- WRITTEN INSTRUCTION
Copy every line of the data below word for word, leaving out the pictures.

[Dataset records]

[Start]

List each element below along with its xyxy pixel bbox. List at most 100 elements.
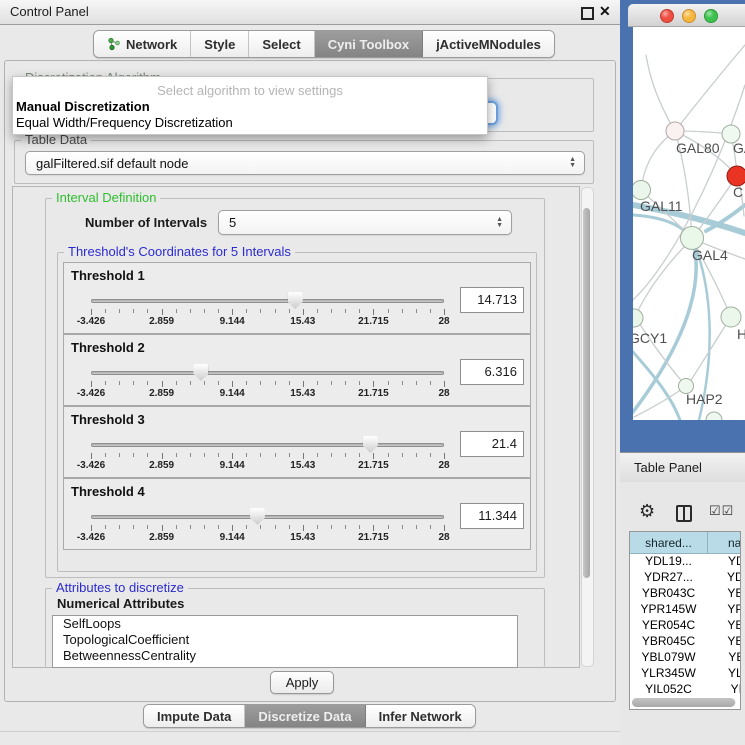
node-attribute-table[interactable]: shared... name YDL19...YDL1YDR27...YDR2Y… xyxy=(629,531,741,710)
network-node[interactable] xyxy=(633,309,643,327)
slider-tick-label: 15.43 xyxy=(290,532,315,543)
close-icon[interactable]: ✕ xyxy=(599,3,611,20)
network-window-titlebar[interactable] xyxy=(628,4,745,27)
column-header-name[interactable]: name xyxy=(708,532,741,554)
table-row[interactable]: YBR045CYBR0 xyxy=(630,634,741,650)
slider-tick xyxy=(133,381,134,385)
slider-tick xyxy=(119,309,120,313)
cell-shared-name[interactable]: YPR145W xyxy=(630,602,707,616)
table-row[interactable]: YDL19...YDL1 xyxy=(630,554,741,570)
apply-button[interactable]: Apply xyxy=(270,671,334,694)
cell-shared-name[interactable]: YDR27... xyxy=(630,570,707,584)
table-row[interactable]: YIL052CYIL0 xyxy=(630,682,741,698)
slider-tick xyxy=(119,453,120,457)
slider-tick xyxy=(91,525,92,531)
tab-jactivemnodules[interactable]: jActiveMNodules xyxy=(423,31,554,57)
attributes-list-scrollbar[interactable] xyxy=(517,619,518,664)
cell-name[interactable]: YBR0 xyxy=(708,586,741,600)
tab-select[interactable]: Select xyxy=(249,31,314,57)
cell-shared-name[interactable]: YBR043C xyxy=(630,586,707,600)
cell-name[interactable]: YLR3 xyxy=(708,666,741,680)
slider-1[interactable]: -3.4262.8599.14415.4321.71528 xyxy=(91,293,444,327)
slider-thumb[interactable] xyxy=(193,364,208,381)
close-traffic-light-icon[interactable] xyxy=(660,9,674,23)
cell-shared-name[interactable]: YBL079W xyxy=(630,650,707,664)
cell-name[interactable]: YDL1 xyxy=(708,554,741,568)
main-vertical-scrollbar[interactable] xyxy=(581,187,594,667)
network-node[interactable] xyxy=(727,166,745,186)
network-node[interactable] xyxy=(633,181,651,200)
slider-thumb[interactable] xyxy=(250,508,265,525)
number-of-intervals-combobox[interactable]: 5 ▲▼ xyxy=(218,210,512,235)
cell-name[interactable]: YIL0 xyxy=(708,682,741,696)
cell-name[interactable]: YBR0 xyxy=(708,634,741,648)
slider-tick xyxy=(260,309,261,313)
checkbox-icon[interactable]: ☑ xyxy=(709,503,722,518)
slider-tick-label: 9.144 xyxy=(220,460,245,471)
cell-shared-name[interactable]: YER054C xyxy=(630,618,707,632)
tab-cyni-toolbox[interactable]: Cyni Toolbox xyxy=(315,31,423,57)
column-header-shared-name[interactable]: shared... xyxy=(630,532,708,554)
column-layout-icon[interactable] xyxy=(676,505,692,522)
cell-name[interactable]: YBL0 xyxy=(708,650,741,664)
tab-impute-data[interactable]: Impute Data xyxy=(144,705,245,727)
minimize-traffic-light-icon[interactable] xyxy=(682,9,696,23)
threshold-value-field[interactable]: 11.344 xyxy=(460,503,524,529)
checkbox-icon[interactable]: ☑ xyxy=(722,503,735,518)
float-window-icon[interactable] xyxy=(581,7,594,20)
slider-tick xyxy=(162,453,163,459)
tab-discretize-data[interactable]: Discretize Data xyxy=(245,705,365,727)
slider-track[interactable] xyxy=(91,371,444,375)
table-row[interactable]: YDR27...YDR2 xyxy=(630,570,741,586)
scrollbar-thumb[interactable] xyxy=(583,208,590,578)
slider-tick-label: -3.426 xyxy=(77,316,105,327)
tab-network[interactable]: Network xyxy=(94,31,191,57)
network-node[interactable] xyxy=(666,122,684,140)
slider-track[interactable] xyxy=(91,515,444,519)
numerical-attributes-list[interactable]: SelfLoopsTopologicalCoefficientBetweenne… xyxy=(52,615,518,668)
menu-item-equal-width-frequency[interactable]: Equal Width/Frequency Discretization xyxy=(16,115,484,130)
table-row[interactable]: YBR043CYBR0 xyxy=(630,586,741,602)
table-horizontal-scrollbar[interactable] xyxy=(632,698,736,707)
network-node[interactable] xyxy=(706,412,722,420)
slider-4[interactable]: -3.4262.8599.14415.4321.71528 xyxy=(91,509,444,543)
table-data-combobox[interactable]: galFiltered.sif default node ▲▼ xyxy=(25,151,585,175)
tab-style[interactable]: Style xyxy=(191,31,249,57)
table-row[interactable]: YBL079WYBL0 xyxy=(630,650,741,666)
slider-tick xyxy=(232,309,233,315)
slider-track[interactable] xyxy=(91,443,444,447)
threshold-value-field[interactable]: 6.316 xyxy=(460,359,524,385)
cell-shared-name[interactable]: YBR045C xyxy=(630,634,707,648)
threshold-value-field[interactable]: 14.713 xyxy=(460,287,524,313)
cell-shared-name[interactable]: YLR345W xyxy=(630,666,707,680)
list-item-selfloops[interactable]: SelfLoops xyxy=(53,616,517,632)
list-item-topologicalcoefficient[interactable]: TopologicalCoefficient xyxy=(53,632,517,648)
slider-track[interactable] xyxy=(91,299,444,303)
table-options-checkbox-icons[interactable]: ☑☑ xyxy=(709,503,734,519)
slider-tick xyxy=(91,309,92,315)
slider-3[interactable]: -3.4262.8599.14415.4321.71528 xyxy=(91,437,444,471)
table-row[interactable]: YLR345WYLR3 xyxy=(630,666,741,682)
table-row[interactable]: YPR145WYPR1 xyxy=(630,602,741,618)
gear-icon[interactable]: ⚙ xyxy=(639,501,655,522)
slider-2[interactable]: -3.4262.8599.14415.4321.71528 xyxy=(91,365,444,399)
scrollbar-thumb[interactable] xyxy=(632,698,735,707)
slider-tick xyxy=(402,525,403,529)
cell-name[interactable]: YPR1 xyxy=(708,602,741,616)
slider-tick xyxy=(176,309,177,313)
cell-name[interactable]: YER0 xyxy=(708,618,741,632)
list-item-betweennesscentrality[interactable]: BetweennessCentrality xyxy=(53,648,517,664)
table-row[interactable]: YER054CYER0 xyxy=(630,618,741,634)
threshold-value-field[interactable]: 21.4 xyxy=(460,431,524,457)
cell-name[interactable]: YDR2 xyxy=(708,570,741,584)
zoom-traffic-light-icon[interactable] xyxy=(704,9,718,23)
cell-shared-name[interactable]: YIL052C xyxy=(630,682,707,696)
slider-tick xyxy=(147,309,148,313)
menu-item-manual-discretization[interactable]: Manual Discretization xyxy=(16,99,484,114)
network-canvas[interactable]: GAL80GACGAL11GAL4GCY1HHAP2 xyxy=(633,27,745,420)
network-node[interactable] xyxy=(721,307,741,327)
slider-thumb[interactable] xyxy=(363,436,378,453)
slider-thumb[interactable] xyxy=(288,292,303,309)
tab-infer-network[interactable]: Infer Network xyxy=(366,705,475,727)
cell-shared-name[interactable]: YDL19... xyxy=(630,554,707,568)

[End]

- CORRECT RESULT
List each element below along with its xyxy pixel bbox. List at most 100 elements.
node-attribute-table[interactable]: shared... name YDL19...YDL1YDR27...YDR2Y… xyxy=(629,531,741,710)
network-node[interactable] xyxy=(633,309,643,327)
slider-tick-label: 15.43 xyxy=(290,532,315,543)
close-icon[interactable]: ✕ xyxy=(599,3,611,20)
network-window-titlebar[interactable] xyxy=(628,4,745,27)
column-header-name[interactable]: name xyxy=(708,532,741,554)
table-row[interactable]: YBR045CYBR0 xyxy=(630,634,741,650)
slider-tick xyxy=(133,381,134,385)
slider-tick xyxy=(119,309,120,313)
cell-shared-name[interactable]: YPR145W xyxy=(630,602,707,616)
table-row[interactable]: YDL19...YDL1 xyxy=(630,554,741,570)
apply-button[interactable]: Apply xyxy=(270,671,334,694)
cell-shared-name[interactable]: YDR27... xyxy=(630,570,707,584)
table-row[interactable]: YIL052CYIL0 xyxy=(630,682,741,698)
slider-tick xyxy=(119,453,120,457)
slider-tick xyxy=(91,525,92,531)
tab-jactivemnodules[interactable]: jActiveMNodules xyxy=(423,31,554,57)
attributes-list-scrollbar[interactable] xyxy=(517,619,518,664)
cell-name[interactable]: YBR0 xyxy=(708,586,741,600)
tab-select[interactable]: Select xyxy=(249,31,314,57)
cell-shared-name[interactable]: YBR043C xyxy=(630,586,707,600)
cell-name[interactable]: YLR3 xyxy=(708,666,741,680)
slider-1[interactable]: -3.4262.8599.14415.4321.71528 xyxy=(91,293,444,327)
slider-thumb[interactable] xyxy=(193,364,208,381)
close-traffic-light-icon[interactable] xyxy=(660,9,674,23)
cell-shared-name[interactable]: YBL079W xyxy=(630,650,707,664)
cell-name[interactable]: YDL1 xyxy=(708,554,741,568)
main-vertical-scrollbar[interactable] xyxy=(581,187,594,667)
network-node[interactable] xyxy=(727,166,745,186)
network-node[interactable] xyxy=(633,181,651,200)
slider-thumb[interactable] xyxy=(250,508,265,525)
number-of-intervals-combobox[interactable]: 5 ▲▼ xyxy=(218,210,512,235)
cell-name[interactable]: YIL0 xyxy=(708,682,741,696)
cell-name[interactable]: YBR0 xyxy=(708,634,741,648)
slider-tick xyxy=(260,309,261,313)
checkbox-icon[interactable]: ☑ xyxy=(709,503,722,518)
slider-tick-label: 9.144 xyxy=(220,460,245,471)
cell-shared-name[interactable]: YER054C xyxy=(630,618,707,632)
tab-cyni-toolbox[interactable]: Cyni Toolbox xyxy=(315,31,423,57)
column-header-shared-name[interactable]: shared... xyxy=(630,532,708,554)
column-layout-icon[interactable] xyxy=(676,505,692,522)
cell-name[interactable]: YBL0 xyxy=(708,650,741,664)
tab-impute-data[interactable]: Impute Data xyxy=(144,705,245,727)
minimize-traffic-light-icon[interactable] xyxy=(682,9,696,23)
threshold-value-field[interactable]: 11.344 xyxy=(460,503,524,529)
checkbox-icon[interactable]: ☑ xyxy=(722,503,735,518)
float-window-icon[interactable] xyxy=(581,7,594,20)
slider-tick xyxy=(162,453,163,459)
tab-discretize-data[interactable]: Discretize Data xyxy=(245,705,365,727)
slider-track[interactable] xyxy=(91,371,444,375)
table-row[interactable]: YDR27...YDR2 xyxy=(630,570,741,586)
scrollbar-thumb[interactable] xyxy=(583,208,590,578)
slider-tick-label: -3.426 xyxy=(77,316,105,327)
tab-network[interactable]: Network xyxy=(94,31,191,57)
network-node[interactable] xyxy=(666,122,684,140)
slider-track[interactable] xyxy=(91,515,444,519)
numerical-attributes-list[interactable]: SelfLoopsTopologicalCoefficientBetweenne… xyxy=(52,615,518,668)
menu-item-equal-width-frequency[interactable]: Equal Width/Frequency Discretization xyxy=(16,115,484,130)
table-row[interactable]: YBR043CYBR0 xyxy=(630,586,741,602)
table-horizontal-scrollbar[interactable] xyxy=(632,698,736,707)
network-node[interactable] xyxy=(706,412,722,420)
slider-4[interactable]: -3.4262.8599.14415.4321.71528 xyxy=(91,509,444,543)
table-data-combobox[interactable]: galFiltered.sif default node ▲▼ xyxy=(25,151,585,175)
tab-style[interactable]: Style xyxy=(191,31,249,57)
table-row[interactable]: YBL079WYBL0 xyxy=(630,650,741,666)
slider-tick xyxy=(232,309,233,315)
slider-track[interactable] xyxy=(91,443,444,447)
threshold-value-field[interactable]: 6.316 xyxy=(460,359,524,385)
cell-shared-name[interactable]: YBR045C xyxy=(630,634,707,648)
threshold-value-field[interactable]: 14.713 xyxy=(460,287,524,313)
cell-shared-name[interactable]: YLR345W xyxy=(630,666,707,680)
list-item-selfloops[interactable]: SelfLoops xyxy=(53,616,517,632)
list-item-topologicalcoefficient[interactable]: TopologicalCoefficient xyxy=(53,632,517,648)
slider-track[interactable] xyxy=(91,299,444,303)
table-options-checkbox-icons[interactable]: ☑☑ xyxy=(709,503,734,519)
slider-tick xyxy=(91,309,92,315)
slider-3[interactable]: -3.4262.8599.14415.4321.71528 xyxy=(91,437,444,471)
table-row[interactable]: YLR345WYLR3 xyxy=(630,666,741,682)
table-row[interactable]: YPR145WYPR1 xyxy=(630,602,741,618)
gear-icon[interactable]: ⚙ xyxy=(639,501,655,522)
slider-2[interactable]: -3.4262.8599.14415.4321.71528 xyxy=(91,365,444,399)
scrollbar-thumb[interactable] xyxy=(632,698,735,707)
slider-tick xyxy=(402,525,403,529)
cell-name[interactable]: YPR1 xyxy=(708,602,741,616)
slider-tick xyxy=(176,309,177,313)
cell-name[interactable]: YER0 xyxy=(708,618,741,632)
list-item-betweennesscentrality[interactable]: BetweennessCentrality xyxy=(53,648,517,664)
table-row[interactable]: YER054CYER0 xyxy=(630,618,741,634)
threshold-value-field[interactable]: 21.4 xyxy=(460,431,524,457)
cell-name[interactable]: YDR2 xyxy=(708,570,741,584)
zoom-traffic-light-icon[interactable] xyxy=(704,9,718,23)
cell-shared-name[interactable]: YIL052C xyxy=(630,682,707,696)
slider-tick xyxy=(147,309,148,313)
menu-item-manual-discretization[interactable]: Manual Discretization xyxy=(16,99,484,114)
network-canvas[interactable]: GAL80GACGAL11GAL4GCY1HHAP2 xyxy=(633,27,745,420)
network-node[interactable] xyxy=(721,307,741,327)
slider-thumb[interactable] xyxy=(363,436,378,453)
slider-thumb[interactable] xyxy=(288,292,303,309)
tab-infer-network[interactable]: Infer Network xyxy=(366,705,475,727)
cell-shared-name[interactable]: YDL19... xyxy=(630,554,707,568)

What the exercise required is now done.